╭─ Input data

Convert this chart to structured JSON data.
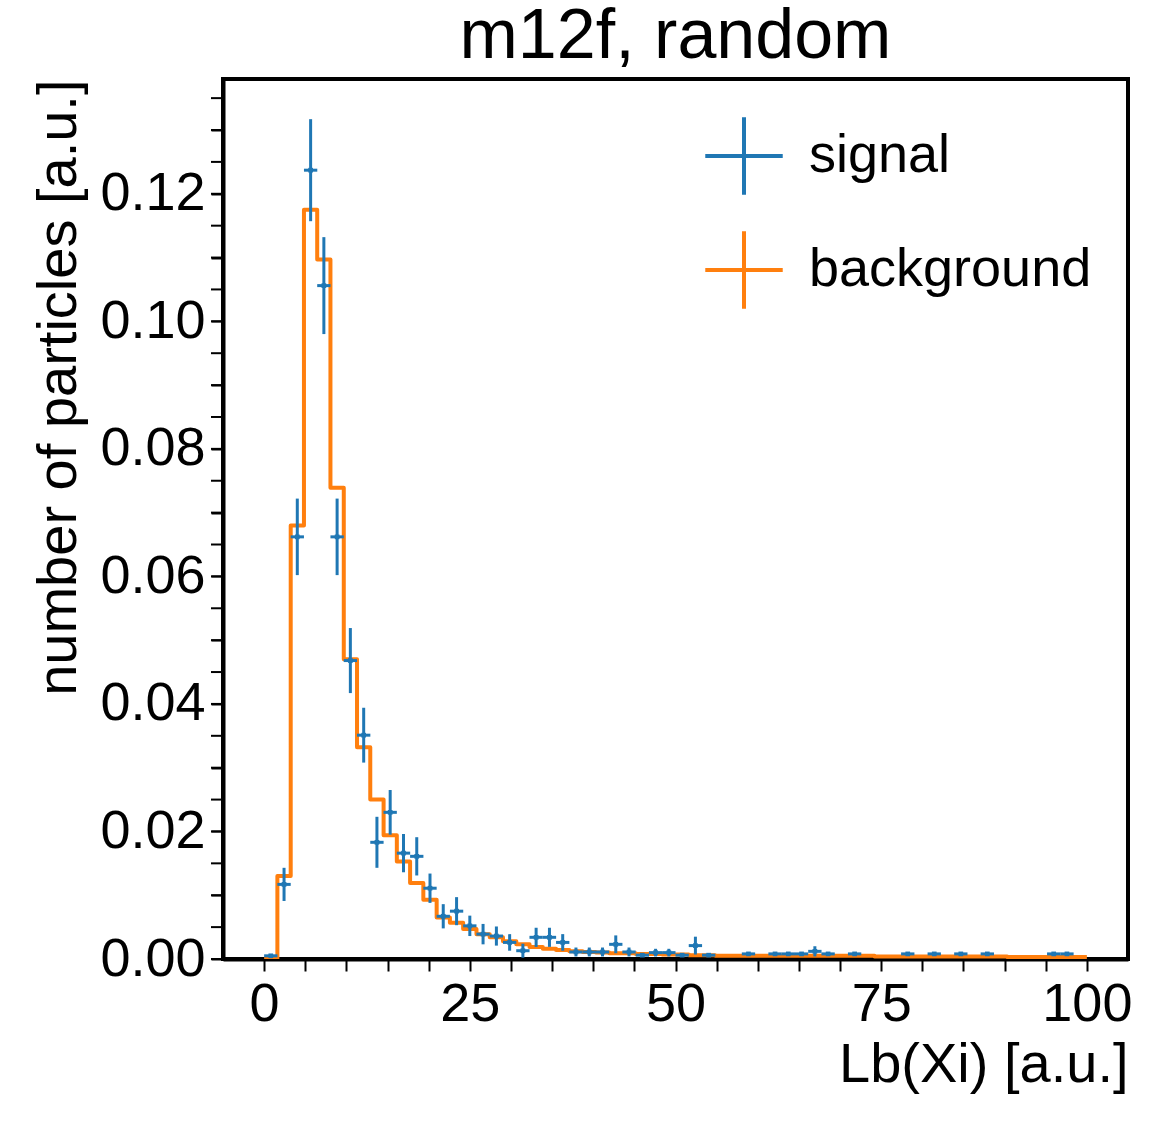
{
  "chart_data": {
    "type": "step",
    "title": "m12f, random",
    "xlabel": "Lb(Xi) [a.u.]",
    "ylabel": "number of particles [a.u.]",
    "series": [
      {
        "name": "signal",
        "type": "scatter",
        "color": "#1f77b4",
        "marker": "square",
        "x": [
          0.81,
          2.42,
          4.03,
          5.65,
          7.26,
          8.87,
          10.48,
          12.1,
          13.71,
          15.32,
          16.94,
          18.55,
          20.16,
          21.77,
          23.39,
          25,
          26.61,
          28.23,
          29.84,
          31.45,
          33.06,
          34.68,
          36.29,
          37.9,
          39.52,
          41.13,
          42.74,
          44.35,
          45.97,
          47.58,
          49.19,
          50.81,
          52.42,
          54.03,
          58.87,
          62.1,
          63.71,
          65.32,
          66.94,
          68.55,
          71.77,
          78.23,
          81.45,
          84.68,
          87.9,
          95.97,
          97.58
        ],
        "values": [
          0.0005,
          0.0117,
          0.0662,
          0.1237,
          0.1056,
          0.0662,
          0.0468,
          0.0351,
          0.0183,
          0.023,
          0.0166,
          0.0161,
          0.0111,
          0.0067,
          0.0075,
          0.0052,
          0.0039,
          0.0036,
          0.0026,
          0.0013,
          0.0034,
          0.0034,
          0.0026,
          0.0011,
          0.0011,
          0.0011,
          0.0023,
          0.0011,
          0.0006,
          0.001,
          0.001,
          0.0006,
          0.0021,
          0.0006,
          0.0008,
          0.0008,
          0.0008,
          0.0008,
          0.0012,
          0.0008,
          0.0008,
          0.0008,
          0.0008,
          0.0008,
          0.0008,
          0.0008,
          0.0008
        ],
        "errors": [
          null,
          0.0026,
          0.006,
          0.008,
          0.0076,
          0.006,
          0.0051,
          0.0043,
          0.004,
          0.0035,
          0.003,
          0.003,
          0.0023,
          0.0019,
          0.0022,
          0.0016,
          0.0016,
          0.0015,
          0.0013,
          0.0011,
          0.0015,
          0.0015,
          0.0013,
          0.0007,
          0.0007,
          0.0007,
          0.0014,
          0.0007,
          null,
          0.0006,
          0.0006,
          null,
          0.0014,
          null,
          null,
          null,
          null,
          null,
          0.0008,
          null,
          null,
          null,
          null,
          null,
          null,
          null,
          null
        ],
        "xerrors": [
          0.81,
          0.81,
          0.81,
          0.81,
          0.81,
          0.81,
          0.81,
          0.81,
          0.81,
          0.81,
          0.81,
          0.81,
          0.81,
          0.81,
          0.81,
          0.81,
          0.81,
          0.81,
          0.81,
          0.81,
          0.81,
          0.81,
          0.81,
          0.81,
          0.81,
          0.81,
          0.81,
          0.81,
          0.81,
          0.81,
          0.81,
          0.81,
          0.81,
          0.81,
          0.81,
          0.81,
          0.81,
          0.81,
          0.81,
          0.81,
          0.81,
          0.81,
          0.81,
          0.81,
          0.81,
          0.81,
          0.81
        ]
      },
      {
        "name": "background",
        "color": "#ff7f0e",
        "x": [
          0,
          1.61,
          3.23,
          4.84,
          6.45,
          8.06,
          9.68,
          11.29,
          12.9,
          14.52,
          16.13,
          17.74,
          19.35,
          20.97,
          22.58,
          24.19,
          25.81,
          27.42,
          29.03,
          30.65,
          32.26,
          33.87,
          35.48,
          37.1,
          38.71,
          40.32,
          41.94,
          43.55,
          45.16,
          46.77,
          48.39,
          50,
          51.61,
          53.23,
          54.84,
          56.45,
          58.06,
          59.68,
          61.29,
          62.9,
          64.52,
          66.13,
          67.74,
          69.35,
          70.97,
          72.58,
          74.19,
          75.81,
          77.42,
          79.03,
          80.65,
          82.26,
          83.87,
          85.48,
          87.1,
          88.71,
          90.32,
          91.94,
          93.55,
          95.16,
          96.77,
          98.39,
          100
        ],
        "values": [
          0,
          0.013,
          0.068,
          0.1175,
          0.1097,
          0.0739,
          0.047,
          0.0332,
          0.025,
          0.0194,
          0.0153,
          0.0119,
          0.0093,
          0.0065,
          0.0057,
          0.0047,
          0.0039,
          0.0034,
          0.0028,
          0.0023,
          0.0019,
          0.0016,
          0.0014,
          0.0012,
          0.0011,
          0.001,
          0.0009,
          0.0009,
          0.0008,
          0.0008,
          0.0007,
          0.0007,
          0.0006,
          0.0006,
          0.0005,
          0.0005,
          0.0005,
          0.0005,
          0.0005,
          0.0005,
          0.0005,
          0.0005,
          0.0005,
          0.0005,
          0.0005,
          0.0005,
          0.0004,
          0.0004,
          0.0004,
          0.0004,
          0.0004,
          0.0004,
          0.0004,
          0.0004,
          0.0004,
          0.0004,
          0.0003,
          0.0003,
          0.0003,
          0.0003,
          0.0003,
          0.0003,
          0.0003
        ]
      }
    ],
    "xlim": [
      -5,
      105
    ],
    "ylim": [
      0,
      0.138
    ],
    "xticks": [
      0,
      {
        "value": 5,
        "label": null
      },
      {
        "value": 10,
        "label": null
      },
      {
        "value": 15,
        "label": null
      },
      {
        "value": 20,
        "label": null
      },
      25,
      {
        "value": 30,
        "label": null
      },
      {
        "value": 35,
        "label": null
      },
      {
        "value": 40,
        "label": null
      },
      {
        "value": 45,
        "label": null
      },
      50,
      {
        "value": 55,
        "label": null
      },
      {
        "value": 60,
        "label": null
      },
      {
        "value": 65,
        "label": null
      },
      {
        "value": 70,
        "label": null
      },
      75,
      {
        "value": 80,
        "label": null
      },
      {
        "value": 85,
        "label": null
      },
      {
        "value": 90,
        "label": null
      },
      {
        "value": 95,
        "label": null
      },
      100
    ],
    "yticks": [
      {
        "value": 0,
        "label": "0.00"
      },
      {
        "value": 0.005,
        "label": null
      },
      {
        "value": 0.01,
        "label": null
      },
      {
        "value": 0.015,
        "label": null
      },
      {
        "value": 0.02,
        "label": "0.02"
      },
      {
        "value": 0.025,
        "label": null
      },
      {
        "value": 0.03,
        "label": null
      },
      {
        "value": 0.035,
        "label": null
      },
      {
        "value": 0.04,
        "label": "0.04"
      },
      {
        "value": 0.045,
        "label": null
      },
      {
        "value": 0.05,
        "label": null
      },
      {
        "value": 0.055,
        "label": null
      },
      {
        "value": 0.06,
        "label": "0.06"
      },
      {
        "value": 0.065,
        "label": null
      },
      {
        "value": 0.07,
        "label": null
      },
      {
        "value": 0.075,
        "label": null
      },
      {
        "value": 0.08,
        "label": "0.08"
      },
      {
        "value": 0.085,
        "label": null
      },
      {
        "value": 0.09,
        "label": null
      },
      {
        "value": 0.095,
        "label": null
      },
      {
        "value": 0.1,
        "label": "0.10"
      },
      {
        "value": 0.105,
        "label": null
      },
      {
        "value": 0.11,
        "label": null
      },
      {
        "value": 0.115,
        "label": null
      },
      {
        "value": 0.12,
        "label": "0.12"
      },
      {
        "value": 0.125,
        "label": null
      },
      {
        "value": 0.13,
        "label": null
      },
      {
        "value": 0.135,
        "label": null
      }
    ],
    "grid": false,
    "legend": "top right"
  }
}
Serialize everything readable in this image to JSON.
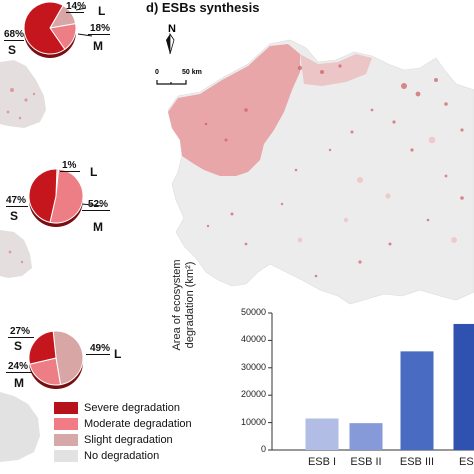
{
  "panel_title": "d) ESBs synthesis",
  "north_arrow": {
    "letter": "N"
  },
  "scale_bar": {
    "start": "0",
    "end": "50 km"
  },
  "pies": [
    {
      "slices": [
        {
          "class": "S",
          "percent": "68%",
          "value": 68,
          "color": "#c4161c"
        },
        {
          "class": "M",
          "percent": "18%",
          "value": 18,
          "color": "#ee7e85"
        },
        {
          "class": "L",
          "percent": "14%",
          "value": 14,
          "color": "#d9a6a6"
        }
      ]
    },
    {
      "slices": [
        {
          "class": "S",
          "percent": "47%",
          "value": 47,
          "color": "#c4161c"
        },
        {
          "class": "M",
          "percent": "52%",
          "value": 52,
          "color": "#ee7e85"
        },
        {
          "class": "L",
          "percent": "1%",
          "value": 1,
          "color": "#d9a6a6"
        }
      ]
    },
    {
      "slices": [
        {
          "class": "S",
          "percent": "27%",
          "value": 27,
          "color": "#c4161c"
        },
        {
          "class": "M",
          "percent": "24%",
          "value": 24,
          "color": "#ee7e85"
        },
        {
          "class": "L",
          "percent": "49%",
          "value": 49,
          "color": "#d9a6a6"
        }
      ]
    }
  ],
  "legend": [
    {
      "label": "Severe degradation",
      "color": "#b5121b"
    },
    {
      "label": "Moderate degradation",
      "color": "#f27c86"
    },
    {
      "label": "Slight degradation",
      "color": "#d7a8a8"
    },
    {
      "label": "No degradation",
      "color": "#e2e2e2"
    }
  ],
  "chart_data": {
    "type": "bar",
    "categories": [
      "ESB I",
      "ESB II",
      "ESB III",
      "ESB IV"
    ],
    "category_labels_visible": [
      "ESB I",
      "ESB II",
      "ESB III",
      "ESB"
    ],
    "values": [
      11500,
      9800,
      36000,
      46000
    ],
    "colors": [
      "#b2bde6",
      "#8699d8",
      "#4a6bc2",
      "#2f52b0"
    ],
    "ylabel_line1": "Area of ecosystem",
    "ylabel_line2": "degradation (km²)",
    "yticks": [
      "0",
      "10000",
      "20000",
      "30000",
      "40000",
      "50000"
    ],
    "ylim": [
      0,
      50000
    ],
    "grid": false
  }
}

╰─

> **What is needed**:
Identify the lines that hold the word "percent". Copy every one of them.

> **Task solution**:
          "percent": "68%",
          "percent": "18%",
          "percent": "14%",
          "percent": "47%",
          "percent": "52%",
          "percent": "1%",
          "percent": "27%",
          "percent": "24%",
          "percent": "49%",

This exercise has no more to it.